State how many lines of the listing below include the word "centers". Give only the number.

>> Begin

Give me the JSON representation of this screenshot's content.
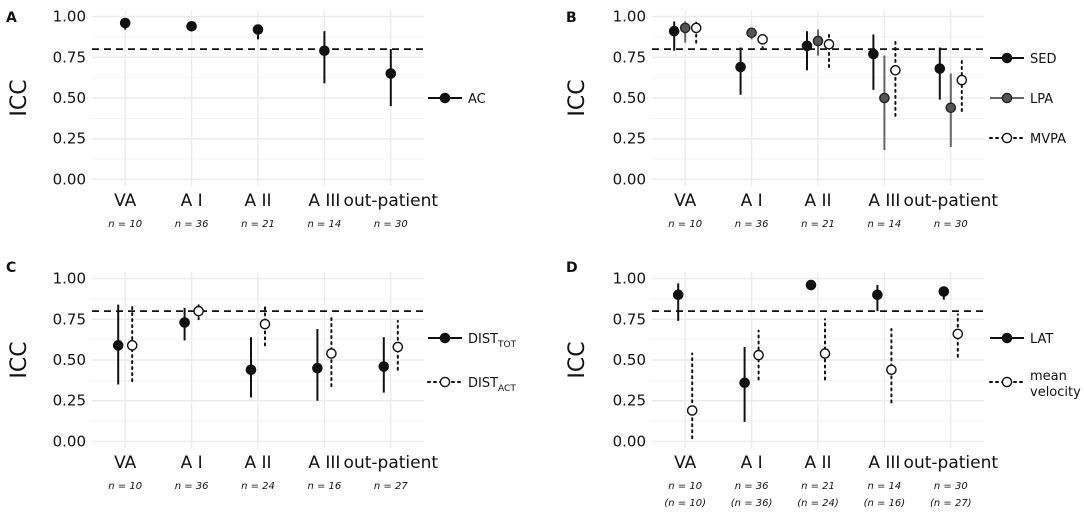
{
  "chart_data": [
    {
      "type": "scatter",
      "panel_label": "A",
      "ylabel": "ICC",
      "ylim": [
        0,
        1
      ],
      "yticks": [
        "0.00",
        "0.25",
        "0.50",
        "0.75",
        "1.00"
      ],
      "reference_line": 0.8,
      "categories": [
        "VA",
        "A I",
        "A II",
        "A III",
        "out-patient"
      ],
      "n_labels": [
        "n = 10",
        "n = 36",
        "n = 21",
        "n = 14",
        "n = 30"
      ],
      "n_labels2": [],
      "series": [
        {
          "name": "AC",
          "style": "solid",
          "marker": "filled",
          "color": "#111111",
          "values": [
            0.96,
            0.94,
            0.92,
            0.79,
            0.65
          ],
          "lower": [
            0.92,
            0.91,
            0.86,
            0.59,
            0.45
          ],
          "upper": [
            0.98,
            0.96,
            0.95,
            0.91,
            0.8
          ]
        }
      ],
      "legend": [
        {
          "text": "AC"
        }
      ]
    },
    {
      "type": "scatter",
      "panel_label": "B",
      "ylabel": "ICC",
      "ylim": [
        0,
        1
      ],
      "yticks": [
        "0.00",
        "0.25",
        "0.50",
        "0.75",
        "1.00"
      ],
      "reference_line": 0.8,
      "categories": [
        "VA",
        "A I",
        "A II",
        "A III",
        "out-patient"
      ],
      "n_labels": [
        "n = 10",
        "n = 36",
        "n = 21",
        "n = 14",
        "n = 30"
      ],
      "n_labels2": [],
      "series": [
        {
          "name": "SED",
          "style": "solid",
          "marker": "filled",
          "color": "#111111",
          "values": [
            0.91,
            0.69,
            0.82,
            0.77,
            0.68
          ],
          "lower": [
            0.79,
            0.52,
            0.67,
            0.55,
            0.49
          ],
          "upper": [
            0.97,
            0.81,
            0.91,
            0.89,
            0.81
          ]
        },
        {
          "name": "LPA",
          "style": "solid",
          "marker": "grey",
          "color": "#666666",
          "values": [
            0.93,
            0.9,
            0.85,
            0.5,
            0.44
          ],
          "lower": [
            0.84,
            0.86,
            0.76,
            0.18,
            0.2
          ],
          "upper": [
            0.97,
            0.93,
            0.92,
            0.76,
            0.65
          ]
        },
        {
          "name": "MVPA",
          "style": "dotted",
          "marker": "open",
          "color": "#111111",
          "values": [
            0.93,
            0.86,
            0.83,
            0.67,
            0.61
          ],
          "lower": [
            0.84,
            0.8,
            0.69,
            0.39,
            0.42
          ],
          "upper": [
            0.97,
            0.9,
            0.91,
            0.85,
            0.75
          ]
        }
      ],
      "legend": [
        {
          "text": "SED"
        },
        {
          "text": "LPA"
        },
        {
          "text": "MVPA"
        }
      ]
    },
    {
      "type": "scatter",
      "panel_label": "C",
      "ylabel": "ICC",
      "ylim": [
        0,
        1
      ],
      "yticks": [
        "0.00",
        "0.25",
        "0.50",
        "0.75",
        "1.00"
      ],
      "reference_line": 0.8,
      "categories": [
        "VA",
        "A I",
        "A II",
        "A III",
        "out-patient"
      ],
      "n_labels": [
        "n = 10",
        "n = 36",
        "n = 24",
        "n = 16",
        "n = 27"
      ],
      "n_labels2": [],
      "series": [
        {
          "name": "DIST_TOT",
          "style": "solid",
          "marker": "filled",
          "color": "#111111",
          "values": [
            0.59,
            0.73,
            0.44,
            0.45,
            0.46
          ],
          "lower": [
            0.35,
            0.62,
            0.27,
            0.25,
            0.3
          ],
          "upper": [
            0.84,
            0.82,
            0.64,
            0.69,
            0.64
          ]
        },
        {
          "name": "DIST_ACT",
          "style": "dotted",
          "marker": "open",
          "color": "#111111",
          "values": [
            0.59,
            0.8,
            0.72,
            0.54,
            0.58
          ],
          "lower": [
            0.37,
            0.75,
            0.59,
            0.34,
            0.44
          ],
          "upper": [
            0.84,
            0.86,
            0.84,
            0.76,
            0.74
          ]
        }
      ],
      "legend": [
        {
          "text": "DIST",
          "sub": "TOT"
        },
        {
          "text": "DIST",
          "sub": "ACT"
        }
      ]
    },
    {
      "type": "scatter",
      "panel_label": "D",
      "ylabel": "ICC",
      "ylim": [
        0,
        1
      ],
      "yticks": [
        "0.00",
        "0.25",
        "0.50",
        "0.75",
        "1.00"
      ],
      "reference_line": 0.8,
      "categories": [
        "VA",
        "A I",
        "A II",
        "A III",
        "out-patient"
      ],
      "n_labels": [
        "n = 10",
        "n = 36",
        "n = 21",
        "n = 14",
        "n = 30"
      ],
      "n_labels2": [
        "(n = 10)",
        "(n = 36)",
        "(n = 24)",
        "(n = 16)",
        "(n = 27)"
      ],
      "series": [
        {
          "name": "LAT",
          "style": "solid",
          "marker": "filled",
          "color": "#111111",
          "values": [
            0.9,
            0.36,
            0.96,
            0.9,
            0.92
          ],
          "lower": [
            0.74,
            0.12,
            0.94,
            0.8,
            0.87
          ],
          "upper": [
            0.97,
            0.58,
            0.98,
            0.96,
            0.95
          ]
        },
        {
          "name": "mean velocity",
          "style": "dotted",
          "marker": "open",
          "color": "#111111",
          "values": [
            0.19,
            0.53,
            0.54,
            0.44,
            0.66
          ],
          "lower": [
            0.02,
            0.38,
            0.38,
            0.24,
            0.52
          ],
          "upper": [
            0.54,
            0.68,
            0.75,
            0.69,
            0.78
          ]
        }
      ],
      "legend": [
        {
          "text": "LAT"
        },
        {
          "text": "mean",
          "line2": "velocity"
        }
      ]
    }
  ]
}
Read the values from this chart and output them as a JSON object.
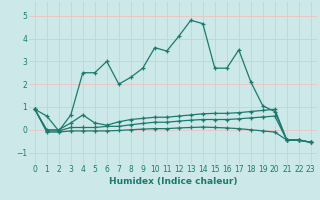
{
  "xlabel": "Humidex (Indice chaleur)",
  "bg_color": "#cce8e8",
  "grid_color": "#e8c8c8",
  "line_color": "#1a7a6e",
  "xlim": [
    -0.5,
    23.5
  ],
  "ylim": [
    -1.5,
    5.6
  ],
  "yticks": [
    -1,
    0,
    1,
    2,
    3,
    4,
    5
  ],
  "xticks": [
    0,
    1,
    2,
    3,
    4,
    5,
    6,
    7,
    8,
    9,
    10,
    11,
    12,
    13,
    14,
    15,
    16,
    17,
    18,
    19,
    20,
    21,
    22,
    23
  ],
  "series": [
    [
      0.9,
      0.6,
      -0.05,
      0.65,
      2.5,
      2.5,
      3.0,
      2.0,
      2.3,
      2.7,
      3.6,
      3.45,
      4.1,
      4.8,
      4.65,
      2.7,
      2.7,
      3.5,
      2.1,
      1.05,
      0.8,
      -0.45,
      -0.45,
      -0.55
    ],
    [
      0.9,
      0.0,
      0.0,
      0.3,
      0.65,
      0.3,
      0.2,
      0.35,
      0.45,
      0.5,
      0.55,
      0.55,
      0.6,
      0.65,
      0.7,
      0.72,
      0.72,
      0.75,
      0.8,
      0.85,
      0.9,
      -0.45,
      -0.45,
      -0.55
    ],
    [
      0.9,
      -0.05,
      -0.05,
      0.1,
      0.1,
      0.1,
      0.15,
      0.15,
      0.22,
      0.28,
      0.33,
      0.33,
      0.38,
      0.42,
      0.45,
      0.45,
      0.45,
      0.48,
      0.52,
      0.56,
      0.6,
      -0.45,
      -0.45,
      -0.55
    ],
    [
      0.9,
      -0.1,
      -0.1,
      -0.05,
      -0.05,
      -0.05,
      -0.05,
      -0.03,
      0.0,
      0.03,
      0.05,
      0.05,
      0.08,
      0.1,
      0.12,
      0.1,
      0.08,
      0.05,
      0.0,
      -0.05,
      -0.1,
      -0.45,
      -0.45,
      -0.55
    ]
  ]
}
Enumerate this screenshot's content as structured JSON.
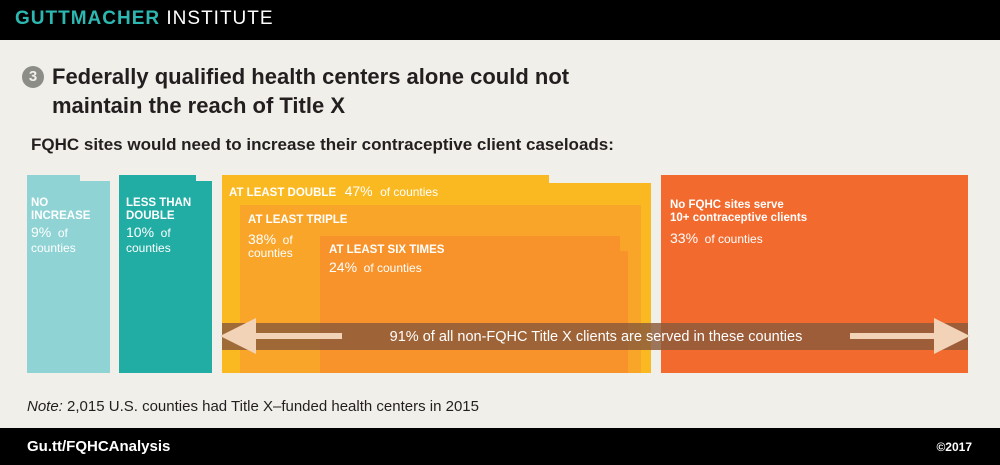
{
  "header": {
    "brand_bold": "GUTTMACHER",
    "brand_light": "INSTITUTE"
  },
  "figure_number": "3",
  "title_line1": "Federally qualified health centers alone could not",
  "title_line2": "maintain the reach of Title X",
  "subtitle": "FQHC sites would need to increase their contraceptive client caseloads:",
  "colors": {
    "no_increase": "#8fd3d5",
    "less_than_double": "#22ada4",
    "at_least_double": "#fbb921",
    "at_least_triple": "#f9a52a",
    "at_least_six": "#f7932a",
    "no_fqhc": "#f26a2e",
    "arrow_band": "#8a5a3a"
  },
  "chart_data": {
    "type": "bar",
    "categories": [
      "NO INCREASE",
      "LESS THAN DOUBLE",
      "AT LEAST DOUBLE",
      "AT LEAST TRIPLE",
      "AT LEAST SIX TIMES",
      "No FQHC sites serve 10+ contraceptive clients"
    ],
    "values": [
      9,
      10,
      47,
      38,
      24,
      33
    ],
    "unit": "% of counties",
    "labels": {
      "no_increase": {
        "line1": "NO",
        "line2": "INCREASE",
        "value": "9%",
        "unit1": "of",
        "unit2": "counties"
      },
      "less_than_double": {
        "line1": "LESS THAN",
        "line2": "DOUBLE",
        "value": "10%",
        "unit1": "of",
        "unit2": "counties"
      },
      "at_least_double": {
        "line1": "AT LEAST DOUBLE",
        "value": "47%",
        "unit": "of counties"
      },
      "at_least_triple": {
        "line1": "AT LEAST TRIPLE",
        "value": "38%",
        "unit1": "of",
        "unit2": "counties"
      },
      "at_least_six": {
        "line1": "AT LEAST SIX TIMES",
        "value": "24%",
        "unit": "of counties"
      },
      "no_fqhc": {
        "line1": "No FQHC sites serve",
        "line2": "10+ contraceptive clients",
        "value": "33%",
        "unit": "of counties"
      }
    },
    "annotation": "91% of all non-FQHC Title X clients are served in these counties"
  },
  "note_label": "Note:",
  "note_text": "2,015 U.S. counties had Title X–funded health centers in 2015",
  "footer": {
    "url": "Gu.tt/FQHCAnalysis",
    "copyright": "©2017"
  }
}
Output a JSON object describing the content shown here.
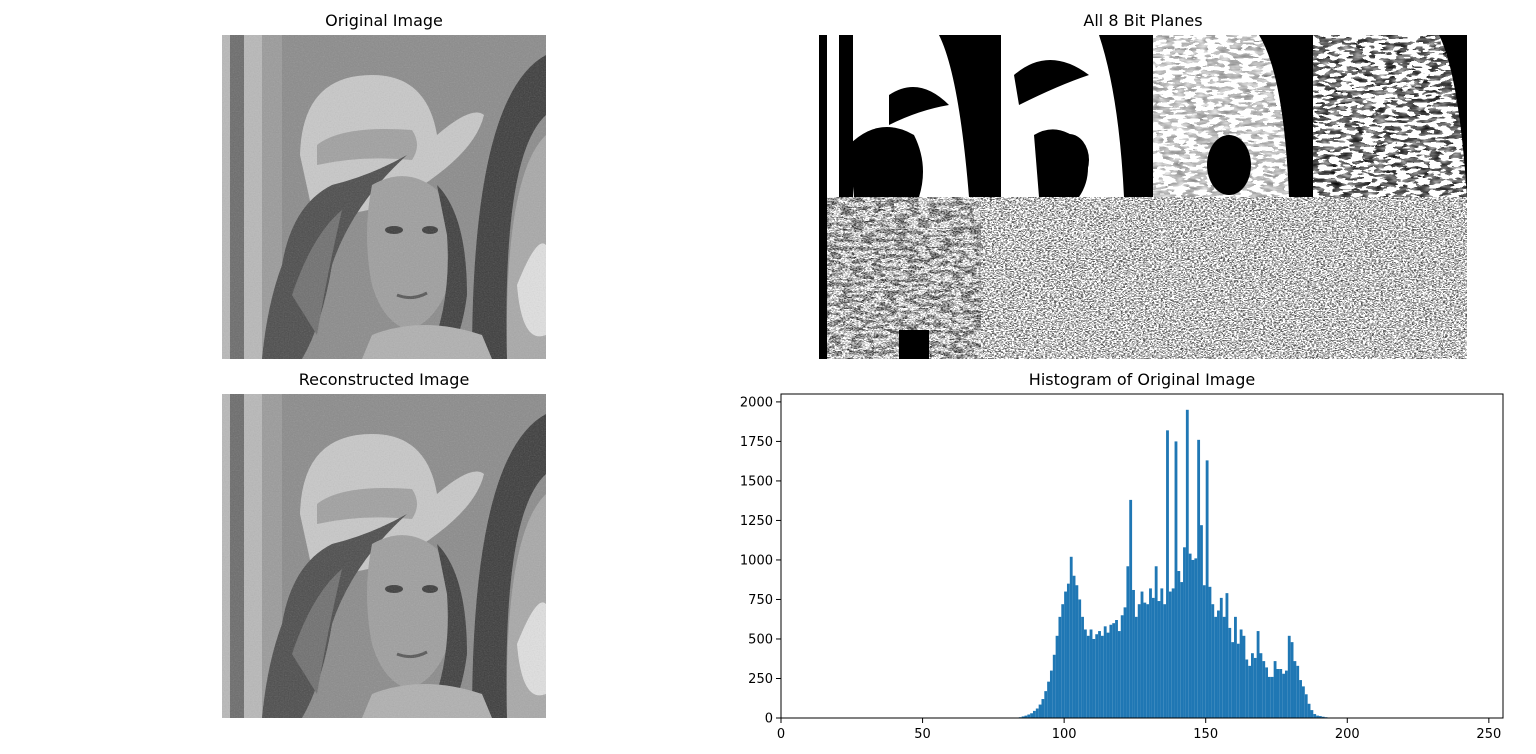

>> End

## Result of this exercise
2